→ Exercise objective
Check every line below for the word "xlabel" and copy each one that has it.

(Records about charts and figures)

+ + + + + + +

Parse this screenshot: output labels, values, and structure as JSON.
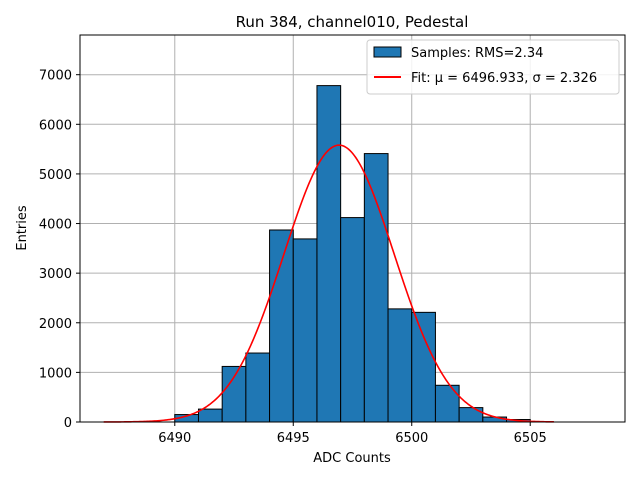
{
  "chart_data": {
    "type": "histogram",
    "title": "Run 384, channel010, Pedestal",
    "xlabel": "ADC Counts",
    "ylabel": "Entries",
    "xlim": [
      6486.0,
      6509.0
    ],
    "ylim": [
      0,
      7800
    ],
    "xticks": [
      6490,
      6495,
      6500,
      6505
    ],
    "yticks": [
      0,
      1000,
      2000,
      3000,
      4000,
      5000,
      6000,
      7000
    ],
    "grid": true,
    "bin_width": 1,
    "bins": [
      {
        "x": 6490,
        "count": 150
      },
      {
        "x": 6491,
        "count": 260
      },
      {
        "x": 6492,
        "count": 1120
      },
      {
        "x": 6493,
        "count": 1390
      },
      {
        "x": 6494,
        "count": 3870
      },
      {
        "x": 6495,
        "count": 3690
      },
      {
        "x": 6496,
        "count": 6780
      },
      {
        "x": 6497,
        "count": 4120
      },
      {
        "x": 6498,
        "count": 5410
      },
      {
        "x": 6499,
        "count": 2280
      },
      {
        "x": 6500,
        "count": 2210
      },
      {
        "x": 6501,
        "count": 740
      },
      {
        "x": 6502,
        "count": 290
      },
      {
        "x": 6503,
        "count": 100
      },
      {
        "x": 6504,
        "count": 50
      }
    ],
    "fit": {
      "mu": 6496.933,
      "sigma": 2.326,
      "amplitude": 5580,
      "x_range": [
        6487,
        6506
      ]
    },
    "legend": {
      "position": "top-right",
      "entries": [
        {
          "label": "Samples: RMS=2.34",
          "kind": "patch"
        },
        {
          "label": "Fit: μ = 6496.933, σ = 2.326",
          "kind": "line"
        }
      ]
    },
    "colors": {
      "bar_fill": "#1f77b4",
      "bar_edge": "#000000",
      "fit_line": "#ff0000",
      "grid": "#b0b0b0"
    }
  }
}
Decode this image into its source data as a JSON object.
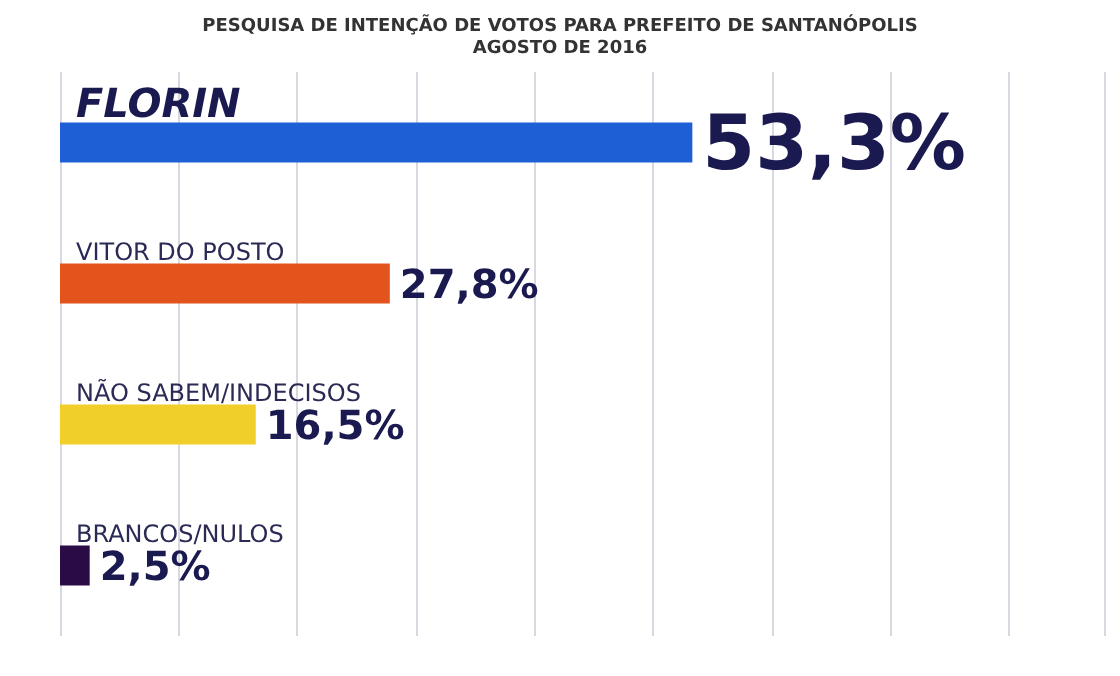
{
  "chart_data": {
    "type": "bar",
    "orientation": "horizontal",
    "title": "PESQUISA DE INTENÇÃO DE VOTOS PARA PREFEITO DE SANTANÓPOLIS",
    "subtitle": "AGOSTO DE 2016",
    "categories": [
      "FLORIN",
      "VITOR DO POSTO",
      "NÃO SABEM/INDECISOS",
      "BRANCOS/NULOS"
    ],
    "values": [
      53.3,
      27.8,
      16.5,
      2.5
    ],
    "colors": [
      "#1f5fd6",
      "#e2541c",
      "#f0cf2a",
      "#2a0b45"
    ],
    "value_labels": [
      "53,3%",
      "27,8%",
      "16,5%",
      "2,5%"
    ],
    "xlim": [
      0,
      88
    ],
    "grid": "x"
  }
}
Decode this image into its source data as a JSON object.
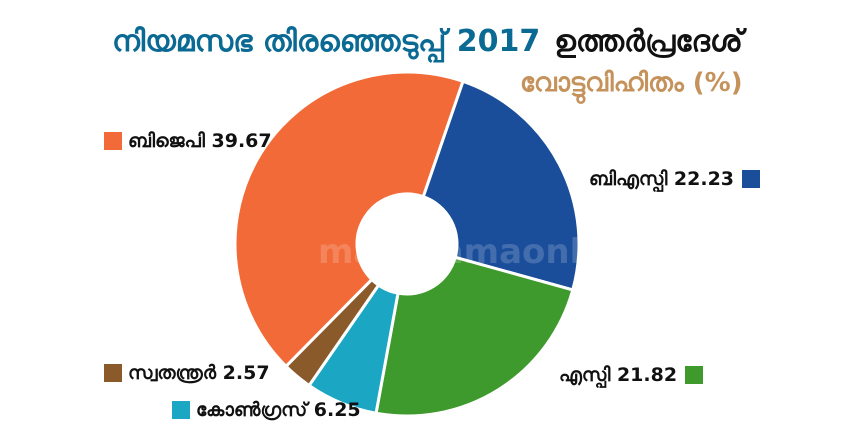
{
  "header": {
    "title": "നിയമസഭ തിരഞ്ഞെടുപ്പ് 2017",
    "region": "ഉത്തർപ്രദേശ്",
    "subtitle": "വോട്ടുവിഹിതം (%)"
  },
  "watermark": "manoramaonline",
  "chart_data": {
    "type": "pie",
    "style": "donut",
    "title": "നിയമസഭ തിരഞ്ഞെടുപ്പ് 2017 ഉത്തർപ്രദേശ്",
    "subtitle": "വോട്ടുവിഹിതം (%)",
    "categories": [
      "ബിജെപി",
      "ബിഎസ്പി",
      "എസ്പി",
      "കോൺഗ്രസ്",
      "സ്വതന്ത്രർ"
    ],
    "values": [
      39.67,
      22.23,
      21.82,
      6.25,
      2.57
    ],
    "colors": [
      "#f26a37",
      "#1a4e9a",
      "#3e9a2c",
      "#1ba7c4",
      "#8a5a2b"
    ],
    "labels": [
      "ബിജെപി 39.67",
      "ബിഎസ്പി 22.23",
      "എസ്പി 21.82",
      "കോൺഗ്രസ് 6.25",
      "സ്വതന്ത്രർ 2.57"
    ]
  }
}
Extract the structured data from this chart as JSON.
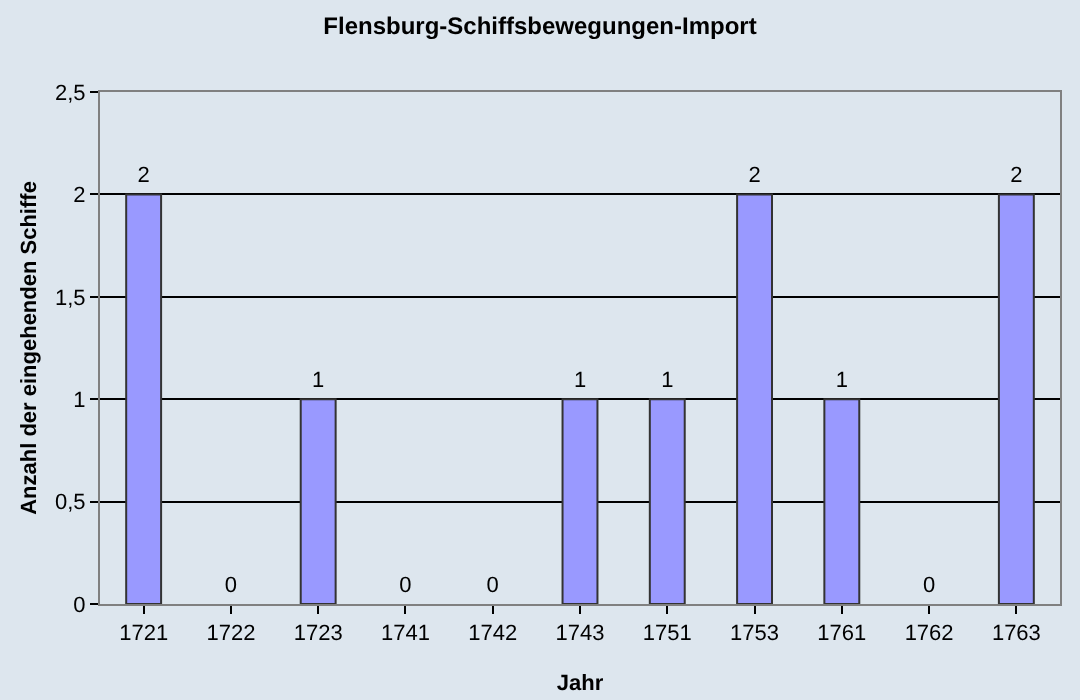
{
  "chart_data": {
    "type": "bar",
    "title": "Flensburg-Schiffsbewegungen-Import",
    "xlabel": "Jahr",
    "ylabel": "Anzahl der eingehenden Schiffe",
    "categories": [
      "1721",
      "1722",
      "1723",
      "1741",
      "1742",
      "1743",
      "1751",
      "1753",
      "1761",
      "1762",
      "1763"
    ],
    "values": [
      2,
      0,
      1,
      0,
      0,
      1,
      1,
      2,
      1,
      0,
      2
    ],
    "color": "#9999ff",
    "ylim": [
      0,
      2.5
    ],
    "yticks": [
      0,
      {
        "value": 0.5,
        "label": "0,5"
      },
      1,
      {
        "value": 1.5,
        "label": "1,5"
      },
      2,
      {
        "value": 2.5,
        "label": "2,5"
      }
    ],
    "grid": "y",
    "data_labels": true
  }
}
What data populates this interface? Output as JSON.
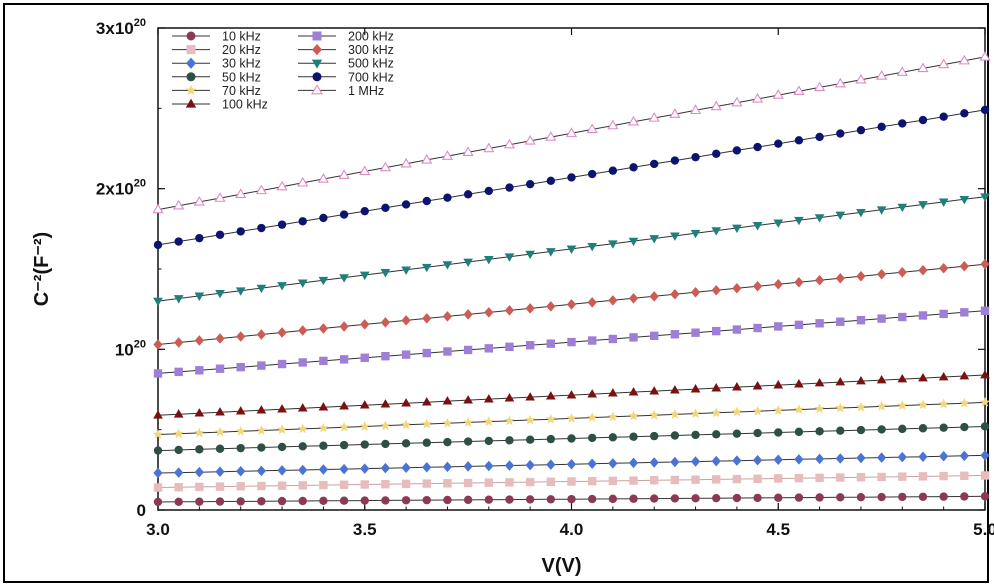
{
  "chart_data": {
    "type": "line",
    "xlabel": "V(V)",
    "ylabel": "C⁻²(F⁻²)",
    "xlim": [
      3.0,
      5.0
    ],
    "ylim": [
      0,
      3e+20
    ],
    "xticks": [
      3.0,
      3.5,
      4.0,
      4.5,
      5.0
    ],
    "xtick_labels": [
      "3.0",
      "3.5",
      "4.0",
      "4.5",
      "5.0"
    ],
    "yticks": [
      0,
      1e+20,
      2e+20,
      3e+20
    ],
    "ytick_labels": [
      {
        "base": "0",
        "exp": ""
      },
      {
        "base": "10",
        "exp": "20"
      },
      {
        "base": "2x10",
        "exp": "20"
      },
      {
        "base": "3x10",
        "exp": "20"
      }
    ],
    "legend_position": "top-left",
    "series": [
      {
        "name": "10 kHz",
        "color": "#8b3a55",
        "marker": "circle",
        "y_start": 5e+18,
        "y_end": 8.5e+18
      },
      {
        "name": "20 kHz",
        "color": "#e6bcbc",
        "marker": "square",
        "y_start": 1.4e+19,
        "y_end": 2.15e+19
      },
      {
        "name": "30 kHz",
        "color": "#4a73d6",
        "marker": "diamond",
        "y_start": 2.3e+19,
        "y_end": 3.4e+19
      },
      {
        "name": "50 kHz",
        "color": "#2f4f46",
        "marker": "circle",
        "y_start": 3.7e+19,
        "y_end": 5.2e+19
      },
      {
        "name": "70 kHz",
        "color": "#f0d77a",
        "marker": "star",
        "y_start": 4.7e+19,
        "y_end": 6.7e+19
      },
      {
        "name": "100 kHz",
        "color": "#7a1010",
        "marker": "triangle-up",
        "y_start": 5.9e+19,
        "y_end": 8.4e+19
      },
      {
        "name": "200 kHz",
        "color": "#9d7fd6",
        "marker": "square",
        "y_start": 8.5e+19,
        "y_end": 1.24e+20
      },
      {
        "name": "300 kHz",
        "color": "#cc5c54",
        "marker": "diamond",
        "y_start": 1.03e+20,
        "y_end": 1.53e+20
      },
      {
        "name": "500 kHz",
        "color": "#1f7f7a",
        "marker": "triangle-down",
        "y_start": 1.3e+20,
        "y_end": 1.95e+20
      },
      {
        "name": "700 kHz",
        "color": "#0c1470",
        "marker": "circle",
        "y_start": 1.65e+20,
        "y_end": 2.49e+20
      },
      {
        "name": "1 MHz",
        "color": "#e08ac4",
        "marker": "triangle-open",
        "y_start": 1.87e+20,
        "y_end": 2.82e+20
      }
    ]
  }
}
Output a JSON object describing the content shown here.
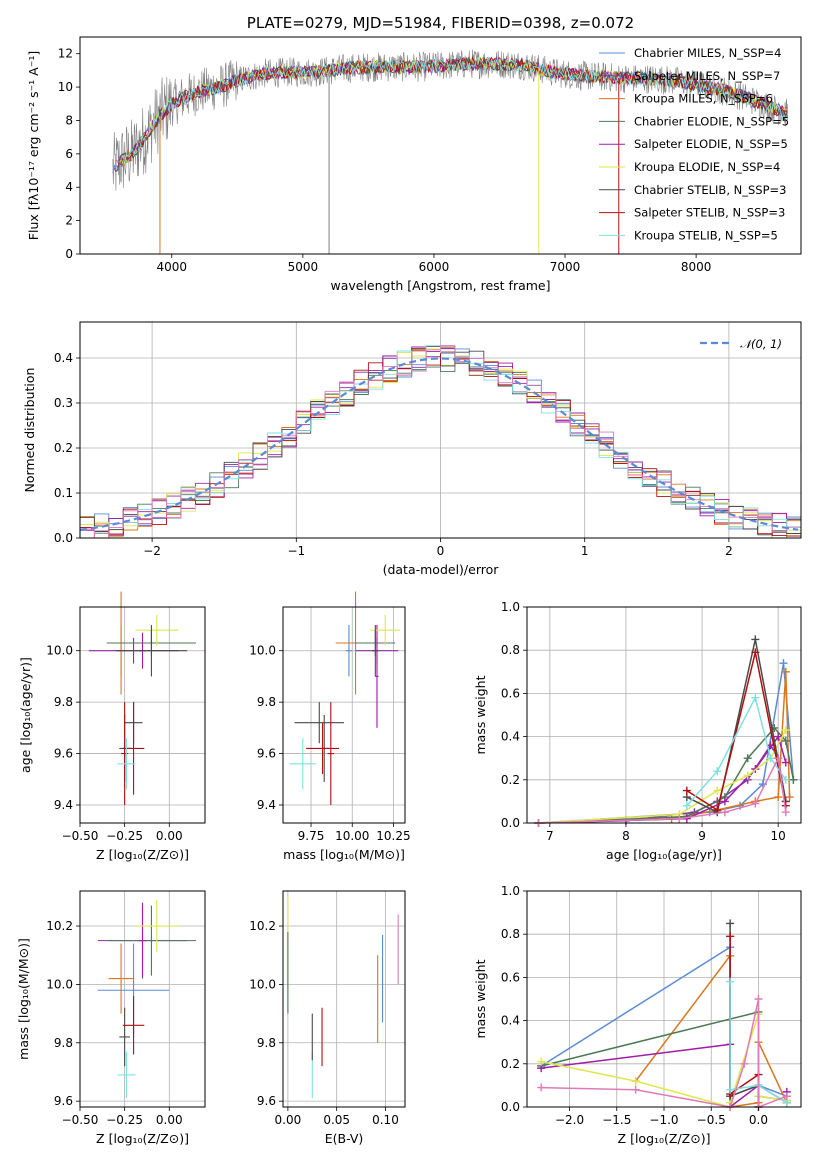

+ + + + + + +

→ Task output
    "xlabel": "ADC Counts",
    "xlabel": "Jahr",
    "xlabel": "V(V)",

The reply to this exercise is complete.